**DATASET**
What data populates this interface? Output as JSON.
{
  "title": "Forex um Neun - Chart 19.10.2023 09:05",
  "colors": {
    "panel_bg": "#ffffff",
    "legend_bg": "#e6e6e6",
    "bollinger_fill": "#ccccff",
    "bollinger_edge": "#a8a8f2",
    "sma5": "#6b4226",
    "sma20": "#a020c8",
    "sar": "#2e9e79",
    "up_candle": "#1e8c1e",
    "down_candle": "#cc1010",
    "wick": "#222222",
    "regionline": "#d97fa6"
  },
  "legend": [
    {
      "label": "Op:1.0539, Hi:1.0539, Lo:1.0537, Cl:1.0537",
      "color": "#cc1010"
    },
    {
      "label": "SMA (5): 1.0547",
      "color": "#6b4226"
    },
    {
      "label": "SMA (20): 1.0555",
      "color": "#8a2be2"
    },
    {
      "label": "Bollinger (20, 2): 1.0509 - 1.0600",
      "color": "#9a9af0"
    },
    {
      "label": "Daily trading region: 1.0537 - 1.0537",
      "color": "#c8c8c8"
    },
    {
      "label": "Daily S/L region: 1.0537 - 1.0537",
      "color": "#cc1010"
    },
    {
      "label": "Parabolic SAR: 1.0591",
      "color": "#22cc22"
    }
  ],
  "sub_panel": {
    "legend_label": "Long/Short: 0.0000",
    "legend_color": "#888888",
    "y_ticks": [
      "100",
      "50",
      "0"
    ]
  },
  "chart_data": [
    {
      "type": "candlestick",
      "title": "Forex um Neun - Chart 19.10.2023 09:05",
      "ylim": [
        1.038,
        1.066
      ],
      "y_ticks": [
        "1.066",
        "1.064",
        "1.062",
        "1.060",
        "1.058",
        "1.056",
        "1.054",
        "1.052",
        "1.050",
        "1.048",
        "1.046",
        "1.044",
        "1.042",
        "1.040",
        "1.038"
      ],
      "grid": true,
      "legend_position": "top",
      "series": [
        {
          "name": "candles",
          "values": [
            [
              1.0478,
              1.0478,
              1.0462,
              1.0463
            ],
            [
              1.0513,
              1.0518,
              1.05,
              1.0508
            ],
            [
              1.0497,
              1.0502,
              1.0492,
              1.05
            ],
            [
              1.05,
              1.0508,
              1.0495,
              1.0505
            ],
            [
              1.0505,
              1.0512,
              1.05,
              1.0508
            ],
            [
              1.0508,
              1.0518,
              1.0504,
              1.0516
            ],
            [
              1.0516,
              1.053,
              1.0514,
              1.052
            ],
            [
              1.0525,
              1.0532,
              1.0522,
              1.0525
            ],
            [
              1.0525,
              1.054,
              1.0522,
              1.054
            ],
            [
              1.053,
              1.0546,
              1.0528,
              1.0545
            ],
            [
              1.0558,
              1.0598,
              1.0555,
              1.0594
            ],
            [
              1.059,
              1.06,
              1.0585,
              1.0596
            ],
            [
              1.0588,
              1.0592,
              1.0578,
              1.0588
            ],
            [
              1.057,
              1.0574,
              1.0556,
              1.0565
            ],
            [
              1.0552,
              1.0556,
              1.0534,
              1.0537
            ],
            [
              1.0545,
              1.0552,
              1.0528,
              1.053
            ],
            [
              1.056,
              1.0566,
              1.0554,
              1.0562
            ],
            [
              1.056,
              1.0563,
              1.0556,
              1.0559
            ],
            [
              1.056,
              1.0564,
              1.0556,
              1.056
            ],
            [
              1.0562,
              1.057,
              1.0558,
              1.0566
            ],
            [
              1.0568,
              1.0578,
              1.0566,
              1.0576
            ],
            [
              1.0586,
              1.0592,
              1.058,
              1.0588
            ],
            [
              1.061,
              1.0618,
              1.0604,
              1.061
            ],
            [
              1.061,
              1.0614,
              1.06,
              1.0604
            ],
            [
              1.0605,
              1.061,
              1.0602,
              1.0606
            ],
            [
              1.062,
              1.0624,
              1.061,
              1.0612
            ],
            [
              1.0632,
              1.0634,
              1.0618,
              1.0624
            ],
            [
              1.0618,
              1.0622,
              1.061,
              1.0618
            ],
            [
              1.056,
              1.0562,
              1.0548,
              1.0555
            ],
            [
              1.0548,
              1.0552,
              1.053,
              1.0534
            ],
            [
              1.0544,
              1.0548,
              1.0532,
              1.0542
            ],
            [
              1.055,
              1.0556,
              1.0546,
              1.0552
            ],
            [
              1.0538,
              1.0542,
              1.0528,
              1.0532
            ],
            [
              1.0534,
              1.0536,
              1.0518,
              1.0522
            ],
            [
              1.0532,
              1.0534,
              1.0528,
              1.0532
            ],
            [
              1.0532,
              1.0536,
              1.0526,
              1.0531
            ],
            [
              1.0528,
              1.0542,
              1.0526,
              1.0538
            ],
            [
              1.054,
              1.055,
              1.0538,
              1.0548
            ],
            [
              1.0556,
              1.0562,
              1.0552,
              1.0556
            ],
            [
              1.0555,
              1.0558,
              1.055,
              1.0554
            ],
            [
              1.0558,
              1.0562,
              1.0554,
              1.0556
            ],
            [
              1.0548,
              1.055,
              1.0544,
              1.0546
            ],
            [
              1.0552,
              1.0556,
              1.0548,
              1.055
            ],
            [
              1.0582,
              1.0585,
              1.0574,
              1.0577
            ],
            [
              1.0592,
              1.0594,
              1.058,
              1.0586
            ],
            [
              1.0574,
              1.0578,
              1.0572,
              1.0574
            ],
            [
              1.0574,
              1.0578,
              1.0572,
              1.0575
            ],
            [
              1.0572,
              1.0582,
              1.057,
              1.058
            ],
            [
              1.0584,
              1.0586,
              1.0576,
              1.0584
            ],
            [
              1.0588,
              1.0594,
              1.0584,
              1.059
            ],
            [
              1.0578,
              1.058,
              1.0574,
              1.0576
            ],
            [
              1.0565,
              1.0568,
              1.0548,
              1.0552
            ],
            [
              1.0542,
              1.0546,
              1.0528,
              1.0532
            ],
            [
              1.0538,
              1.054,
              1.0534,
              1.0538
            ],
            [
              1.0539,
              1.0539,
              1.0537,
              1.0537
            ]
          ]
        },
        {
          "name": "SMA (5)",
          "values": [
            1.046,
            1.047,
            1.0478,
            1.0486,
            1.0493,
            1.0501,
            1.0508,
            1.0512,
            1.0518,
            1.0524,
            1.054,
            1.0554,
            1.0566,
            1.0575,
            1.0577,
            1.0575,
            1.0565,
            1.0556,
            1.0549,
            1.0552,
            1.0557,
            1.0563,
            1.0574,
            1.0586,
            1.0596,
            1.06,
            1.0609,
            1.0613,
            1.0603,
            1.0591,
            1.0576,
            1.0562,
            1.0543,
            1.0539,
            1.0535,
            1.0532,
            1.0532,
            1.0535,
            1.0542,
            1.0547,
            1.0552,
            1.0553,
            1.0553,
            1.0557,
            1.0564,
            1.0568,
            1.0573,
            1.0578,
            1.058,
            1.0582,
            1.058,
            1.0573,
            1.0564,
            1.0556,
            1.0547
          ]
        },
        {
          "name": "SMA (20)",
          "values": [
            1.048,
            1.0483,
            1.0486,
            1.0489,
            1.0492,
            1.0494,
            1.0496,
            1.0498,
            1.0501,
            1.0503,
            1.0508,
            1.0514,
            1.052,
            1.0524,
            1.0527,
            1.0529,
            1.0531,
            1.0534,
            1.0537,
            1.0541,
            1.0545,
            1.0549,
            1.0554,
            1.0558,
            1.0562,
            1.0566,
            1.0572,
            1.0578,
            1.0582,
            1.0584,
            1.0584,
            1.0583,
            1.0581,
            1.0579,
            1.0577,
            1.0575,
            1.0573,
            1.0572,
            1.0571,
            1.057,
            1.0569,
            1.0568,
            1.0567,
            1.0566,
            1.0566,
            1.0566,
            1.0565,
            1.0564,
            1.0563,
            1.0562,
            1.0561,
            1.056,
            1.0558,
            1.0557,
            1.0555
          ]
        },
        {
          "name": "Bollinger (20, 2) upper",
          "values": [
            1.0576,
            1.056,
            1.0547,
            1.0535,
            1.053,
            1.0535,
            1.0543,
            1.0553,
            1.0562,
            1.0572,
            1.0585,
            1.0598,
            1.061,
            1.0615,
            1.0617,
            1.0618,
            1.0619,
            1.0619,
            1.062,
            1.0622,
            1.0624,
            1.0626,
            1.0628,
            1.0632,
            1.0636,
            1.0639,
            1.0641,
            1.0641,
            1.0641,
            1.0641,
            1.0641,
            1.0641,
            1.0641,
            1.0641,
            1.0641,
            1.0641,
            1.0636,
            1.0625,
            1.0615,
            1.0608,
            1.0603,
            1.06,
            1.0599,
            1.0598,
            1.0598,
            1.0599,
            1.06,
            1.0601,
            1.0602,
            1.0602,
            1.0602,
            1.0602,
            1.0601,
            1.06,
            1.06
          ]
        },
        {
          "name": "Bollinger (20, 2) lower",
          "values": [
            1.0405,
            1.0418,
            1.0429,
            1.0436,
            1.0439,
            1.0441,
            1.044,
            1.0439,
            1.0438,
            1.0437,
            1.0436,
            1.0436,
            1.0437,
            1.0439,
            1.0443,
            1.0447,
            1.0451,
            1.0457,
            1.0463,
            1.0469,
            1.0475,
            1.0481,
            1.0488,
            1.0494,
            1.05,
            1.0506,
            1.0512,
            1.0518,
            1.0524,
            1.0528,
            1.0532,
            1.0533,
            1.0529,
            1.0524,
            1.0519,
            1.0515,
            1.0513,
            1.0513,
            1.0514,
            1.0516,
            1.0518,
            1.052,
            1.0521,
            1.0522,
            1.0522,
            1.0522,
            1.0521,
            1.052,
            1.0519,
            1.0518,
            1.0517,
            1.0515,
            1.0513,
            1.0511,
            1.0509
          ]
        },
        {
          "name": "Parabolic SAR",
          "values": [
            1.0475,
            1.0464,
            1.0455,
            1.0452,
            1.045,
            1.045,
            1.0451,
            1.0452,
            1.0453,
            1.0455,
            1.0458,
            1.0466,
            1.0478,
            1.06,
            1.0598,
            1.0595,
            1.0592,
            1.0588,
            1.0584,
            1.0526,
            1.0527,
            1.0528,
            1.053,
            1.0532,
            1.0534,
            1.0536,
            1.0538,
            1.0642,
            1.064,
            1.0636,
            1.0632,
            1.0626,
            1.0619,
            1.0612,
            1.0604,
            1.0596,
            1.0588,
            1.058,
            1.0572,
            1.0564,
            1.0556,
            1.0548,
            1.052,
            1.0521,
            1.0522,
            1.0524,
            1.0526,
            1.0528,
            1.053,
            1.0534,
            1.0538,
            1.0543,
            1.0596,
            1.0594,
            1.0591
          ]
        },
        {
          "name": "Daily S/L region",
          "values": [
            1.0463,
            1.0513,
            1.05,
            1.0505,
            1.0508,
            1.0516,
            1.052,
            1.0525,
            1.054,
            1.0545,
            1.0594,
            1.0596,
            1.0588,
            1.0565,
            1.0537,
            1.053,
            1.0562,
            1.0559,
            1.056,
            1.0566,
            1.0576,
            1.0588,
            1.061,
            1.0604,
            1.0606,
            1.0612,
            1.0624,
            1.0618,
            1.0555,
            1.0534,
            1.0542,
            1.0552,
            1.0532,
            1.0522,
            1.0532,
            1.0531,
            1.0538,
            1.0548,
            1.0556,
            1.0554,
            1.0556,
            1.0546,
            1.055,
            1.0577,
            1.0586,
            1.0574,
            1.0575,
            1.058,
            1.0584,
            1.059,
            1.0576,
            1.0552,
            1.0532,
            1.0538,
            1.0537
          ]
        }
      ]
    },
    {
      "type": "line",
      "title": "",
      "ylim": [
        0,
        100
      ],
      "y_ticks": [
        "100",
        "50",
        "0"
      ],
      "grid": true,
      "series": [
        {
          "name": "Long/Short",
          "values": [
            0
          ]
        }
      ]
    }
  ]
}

**WHAT THIS TASK INVOLVES**
Identify each line containing the string "Short" and copy it out.

**COMPLETE OUTPUT**
    "legend_label": "Long/Short: 0.0000",
          "name": "Long/Short",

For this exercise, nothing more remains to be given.